Saved data entries
** BEGIN **

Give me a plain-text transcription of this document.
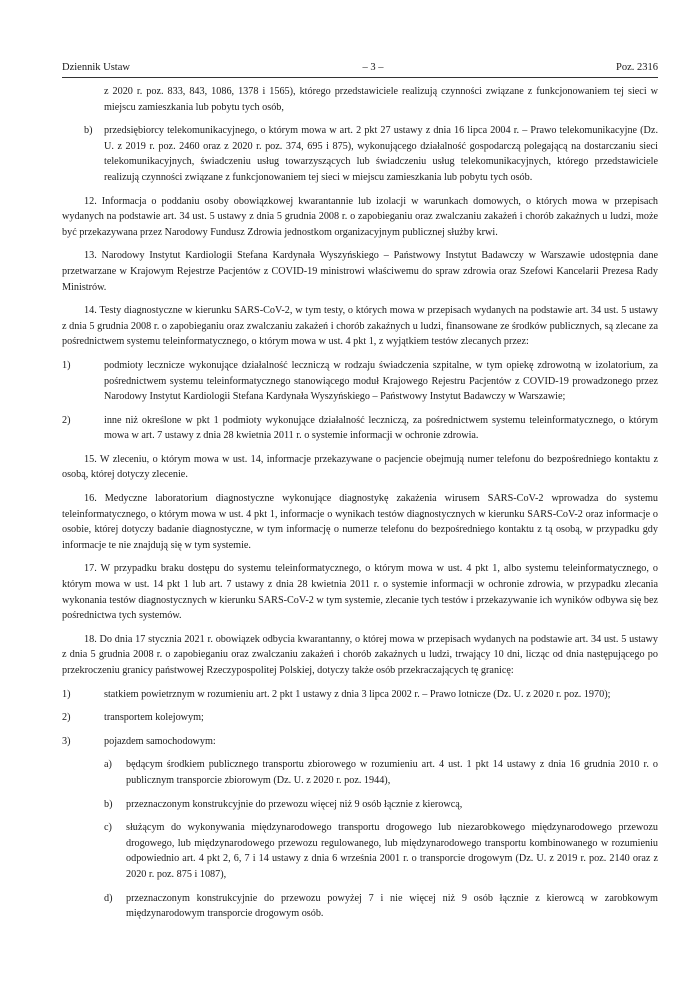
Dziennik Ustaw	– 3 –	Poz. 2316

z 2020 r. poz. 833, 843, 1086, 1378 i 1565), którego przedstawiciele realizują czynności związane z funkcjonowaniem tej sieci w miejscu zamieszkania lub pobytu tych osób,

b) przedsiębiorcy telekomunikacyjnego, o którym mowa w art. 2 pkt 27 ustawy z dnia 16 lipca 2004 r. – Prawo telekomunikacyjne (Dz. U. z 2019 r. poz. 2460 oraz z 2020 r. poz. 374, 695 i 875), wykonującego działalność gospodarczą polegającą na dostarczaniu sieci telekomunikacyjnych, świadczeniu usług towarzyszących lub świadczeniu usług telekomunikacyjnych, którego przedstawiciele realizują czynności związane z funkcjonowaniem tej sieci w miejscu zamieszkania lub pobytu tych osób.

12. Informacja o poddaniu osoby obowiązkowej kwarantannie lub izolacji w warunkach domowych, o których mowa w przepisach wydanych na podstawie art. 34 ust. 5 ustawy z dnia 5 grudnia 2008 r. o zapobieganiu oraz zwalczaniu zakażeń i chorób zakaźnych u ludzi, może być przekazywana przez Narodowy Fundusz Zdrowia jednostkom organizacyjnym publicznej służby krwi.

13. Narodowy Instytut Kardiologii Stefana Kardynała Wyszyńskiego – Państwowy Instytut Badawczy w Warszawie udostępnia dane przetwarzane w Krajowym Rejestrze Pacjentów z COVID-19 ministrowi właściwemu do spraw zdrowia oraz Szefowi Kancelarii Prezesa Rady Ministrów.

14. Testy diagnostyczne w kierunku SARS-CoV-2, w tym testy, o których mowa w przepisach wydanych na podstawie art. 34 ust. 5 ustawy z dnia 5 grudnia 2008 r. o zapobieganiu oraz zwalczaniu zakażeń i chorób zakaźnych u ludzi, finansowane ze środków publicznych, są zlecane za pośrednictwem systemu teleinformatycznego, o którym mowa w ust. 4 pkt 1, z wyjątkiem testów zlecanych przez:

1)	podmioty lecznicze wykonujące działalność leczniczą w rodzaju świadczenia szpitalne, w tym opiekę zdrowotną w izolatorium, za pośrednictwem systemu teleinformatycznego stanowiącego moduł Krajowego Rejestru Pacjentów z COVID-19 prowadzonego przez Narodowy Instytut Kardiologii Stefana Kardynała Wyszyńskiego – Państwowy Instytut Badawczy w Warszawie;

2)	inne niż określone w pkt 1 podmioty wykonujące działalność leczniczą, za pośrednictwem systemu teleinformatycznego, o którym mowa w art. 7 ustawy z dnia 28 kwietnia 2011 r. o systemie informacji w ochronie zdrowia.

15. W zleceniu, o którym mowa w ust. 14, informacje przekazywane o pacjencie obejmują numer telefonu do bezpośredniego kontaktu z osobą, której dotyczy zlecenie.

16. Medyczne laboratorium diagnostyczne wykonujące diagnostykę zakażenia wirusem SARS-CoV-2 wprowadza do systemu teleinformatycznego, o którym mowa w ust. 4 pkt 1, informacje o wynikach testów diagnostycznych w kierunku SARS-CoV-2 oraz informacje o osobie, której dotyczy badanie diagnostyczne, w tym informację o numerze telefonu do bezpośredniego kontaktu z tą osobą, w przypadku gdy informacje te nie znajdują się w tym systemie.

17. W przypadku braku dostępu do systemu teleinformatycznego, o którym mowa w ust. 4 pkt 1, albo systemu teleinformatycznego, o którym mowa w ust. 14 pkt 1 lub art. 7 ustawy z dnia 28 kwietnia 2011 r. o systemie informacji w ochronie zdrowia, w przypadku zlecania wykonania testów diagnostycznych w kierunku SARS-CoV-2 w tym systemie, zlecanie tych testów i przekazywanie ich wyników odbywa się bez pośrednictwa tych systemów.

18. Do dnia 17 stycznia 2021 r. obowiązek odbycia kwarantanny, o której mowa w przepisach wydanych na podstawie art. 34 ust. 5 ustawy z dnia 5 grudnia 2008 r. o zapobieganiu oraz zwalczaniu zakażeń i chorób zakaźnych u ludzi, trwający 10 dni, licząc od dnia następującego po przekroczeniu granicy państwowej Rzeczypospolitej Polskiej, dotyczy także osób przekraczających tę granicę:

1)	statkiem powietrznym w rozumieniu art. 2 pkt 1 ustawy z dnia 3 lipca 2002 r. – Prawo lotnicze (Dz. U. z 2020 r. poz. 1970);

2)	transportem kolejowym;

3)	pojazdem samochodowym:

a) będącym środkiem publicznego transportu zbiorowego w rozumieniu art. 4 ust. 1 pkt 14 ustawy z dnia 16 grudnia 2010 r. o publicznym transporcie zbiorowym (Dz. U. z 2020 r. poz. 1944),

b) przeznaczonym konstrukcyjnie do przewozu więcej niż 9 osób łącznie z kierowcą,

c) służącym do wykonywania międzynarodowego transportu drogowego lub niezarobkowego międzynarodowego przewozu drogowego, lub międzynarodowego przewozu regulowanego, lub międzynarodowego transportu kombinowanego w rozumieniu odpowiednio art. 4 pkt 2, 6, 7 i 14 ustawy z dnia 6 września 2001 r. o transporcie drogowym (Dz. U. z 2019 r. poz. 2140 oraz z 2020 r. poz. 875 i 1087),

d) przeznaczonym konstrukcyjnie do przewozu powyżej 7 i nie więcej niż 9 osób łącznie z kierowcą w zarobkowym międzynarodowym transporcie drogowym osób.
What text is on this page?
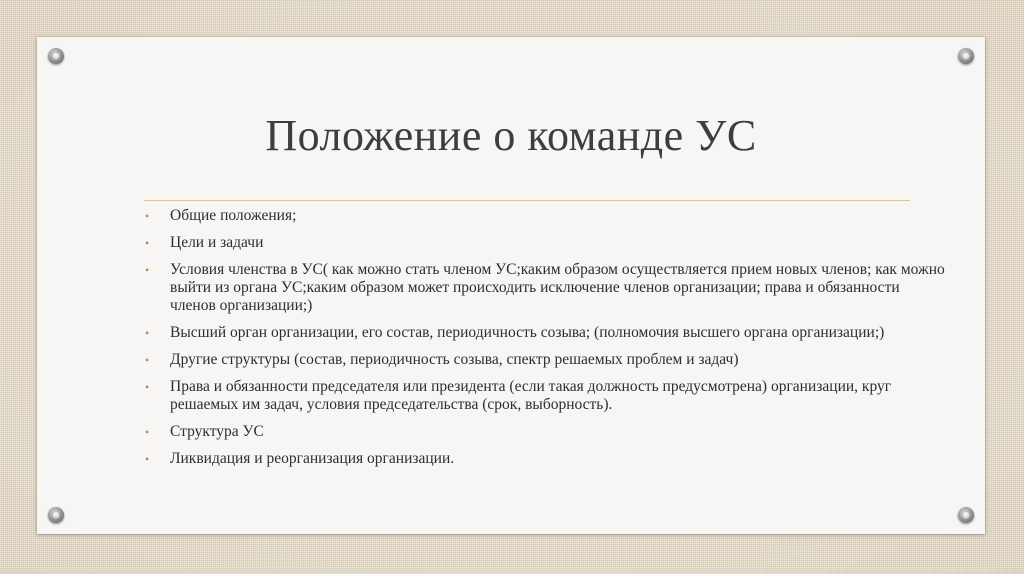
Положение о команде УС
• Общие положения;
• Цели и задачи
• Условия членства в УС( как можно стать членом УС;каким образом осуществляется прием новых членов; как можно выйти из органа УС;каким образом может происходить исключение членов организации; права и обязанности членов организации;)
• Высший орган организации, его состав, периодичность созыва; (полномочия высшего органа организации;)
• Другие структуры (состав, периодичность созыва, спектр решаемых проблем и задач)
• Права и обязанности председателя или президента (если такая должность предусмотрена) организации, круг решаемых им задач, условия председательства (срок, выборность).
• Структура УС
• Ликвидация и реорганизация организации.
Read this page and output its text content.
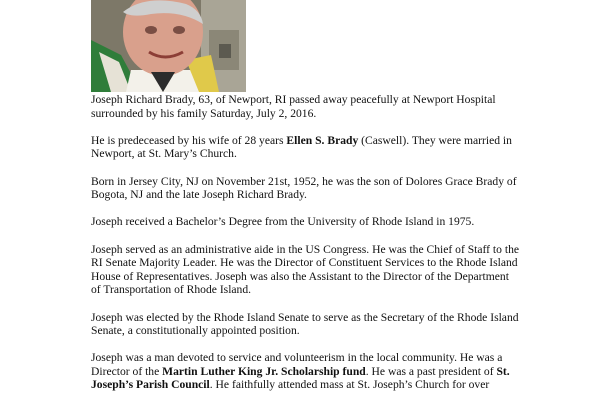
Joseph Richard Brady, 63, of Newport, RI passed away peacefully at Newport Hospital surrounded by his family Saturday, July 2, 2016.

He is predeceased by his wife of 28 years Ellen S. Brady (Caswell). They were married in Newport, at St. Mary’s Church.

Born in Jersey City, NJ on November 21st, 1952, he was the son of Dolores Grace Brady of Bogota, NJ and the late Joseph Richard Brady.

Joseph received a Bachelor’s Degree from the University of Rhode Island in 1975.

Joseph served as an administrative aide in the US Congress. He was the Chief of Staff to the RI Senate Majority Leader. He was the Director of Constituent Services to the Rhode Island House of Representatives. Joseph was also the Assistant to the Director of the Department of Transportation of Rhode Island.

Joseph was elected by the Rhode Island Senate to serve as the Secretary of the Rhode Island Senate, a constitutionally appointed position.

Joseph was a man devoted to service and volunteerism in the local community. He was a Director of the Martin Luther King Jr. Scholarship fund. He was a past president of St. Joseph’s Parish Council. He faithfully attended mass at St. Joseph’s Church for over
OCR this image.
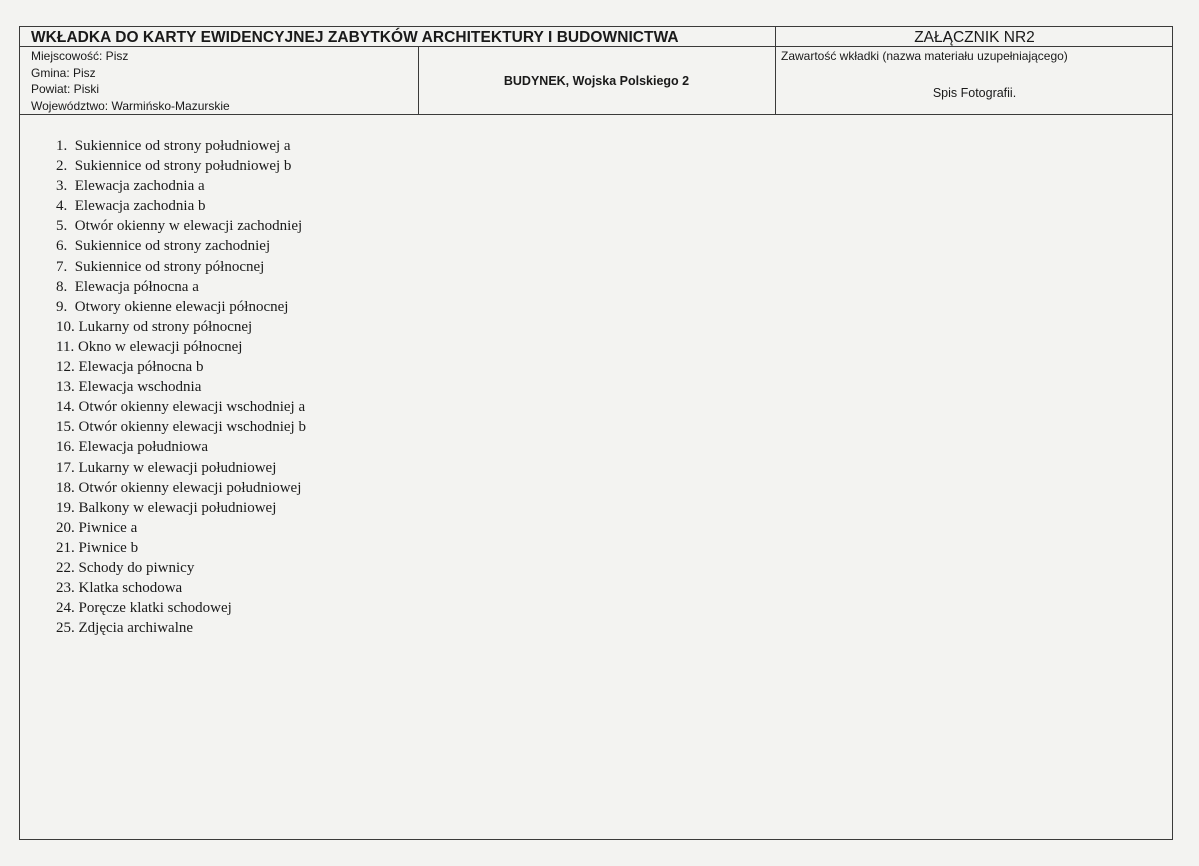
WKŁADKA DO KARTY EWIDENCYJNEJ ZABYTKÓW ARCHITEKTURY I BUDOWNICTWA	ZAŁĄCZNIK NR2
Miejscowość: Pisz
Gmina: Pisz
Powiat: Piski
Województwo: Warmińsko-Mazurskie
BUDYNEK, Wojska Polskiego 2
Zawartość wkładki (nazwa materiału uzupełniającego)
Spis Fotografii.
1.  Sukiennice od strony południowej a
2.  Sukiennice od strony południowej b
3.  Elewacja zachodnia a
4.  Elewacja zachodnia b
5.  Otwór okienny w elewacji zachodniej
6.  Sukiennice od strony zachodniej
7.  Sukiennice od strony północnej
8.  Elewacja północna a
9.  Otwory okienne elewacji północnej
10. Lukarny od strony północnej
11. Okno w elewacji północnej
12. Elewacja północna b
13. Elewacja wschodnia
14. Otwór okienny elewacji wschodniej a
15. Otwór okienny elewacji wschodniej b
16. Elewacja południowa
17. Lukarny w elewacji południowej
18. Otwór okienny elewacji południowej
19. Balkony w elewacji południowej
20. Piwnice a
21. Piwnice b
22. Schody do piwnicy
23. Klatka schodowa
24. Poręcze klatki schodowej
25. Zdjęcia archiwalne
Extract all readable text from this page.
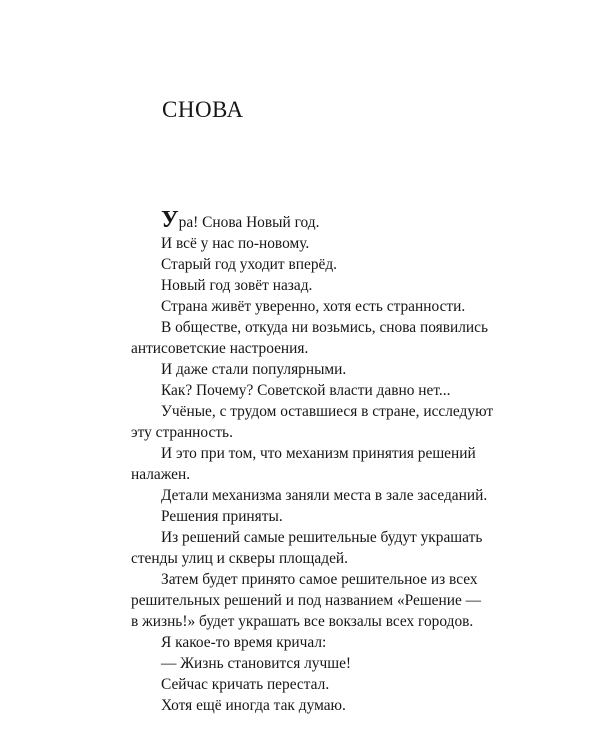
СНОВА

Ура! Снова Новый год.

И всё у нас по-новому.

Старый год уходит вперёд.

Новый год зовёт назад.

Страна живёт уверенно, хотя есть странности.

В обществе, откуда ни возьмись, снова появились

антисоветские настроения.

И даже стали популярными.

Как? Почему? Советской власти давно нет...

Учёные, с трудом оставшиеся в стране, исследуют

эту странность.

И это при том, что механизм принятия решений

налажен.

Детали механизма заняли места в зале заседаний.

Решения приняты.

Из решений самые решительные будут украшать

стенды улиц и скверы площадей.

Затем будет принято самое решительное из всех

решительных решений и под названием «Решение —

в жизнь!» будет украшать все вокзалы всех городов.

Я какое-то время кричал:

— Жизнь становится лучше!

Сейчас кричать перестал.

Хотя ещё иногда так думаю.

** END **

→ TASK INSTRUCTIONS
Extract from the data every line where "przypadku" shows up.

→ TASK RESULT
16. Medyczne laboratorium diagnostyczne wykonujące diagnostykę zakażenia wirusem SARS-CoV-2 wprowadza do systemu teleinformatycznego, o którym mowa w ust. 4 pkt 1, informacje o wynikach testów diagnostycznych w kierunku SARS-CoV-2 oraz informacje o osobie, której dotyczy badanie diagnostyczne, w tym informację o numerze telefonu do bezpośredniego kontaktu z tą osobą, w przypadku gdy informacje te nie znajdują się w tym systemie.
17. W przypadku braku dostępu do systemu teleinformatycznego, o którym mowa w ust. 4 pkt 1, albo systemu teleinformatycznego, o którym mowa w ust. 14 pkt 1 lub art. 7 ustawy z dnia 28 kwietnia 2011 r. o systemie informacji w ochronie zdrowia, w przypadku zlecania wykonania testów diagnostycznych w kierunku SARS-CoV-2 w tym systemie, zlecanie tych testów i przekazywanie ich wyników odbywa się bez pośrednictwa tych systemów.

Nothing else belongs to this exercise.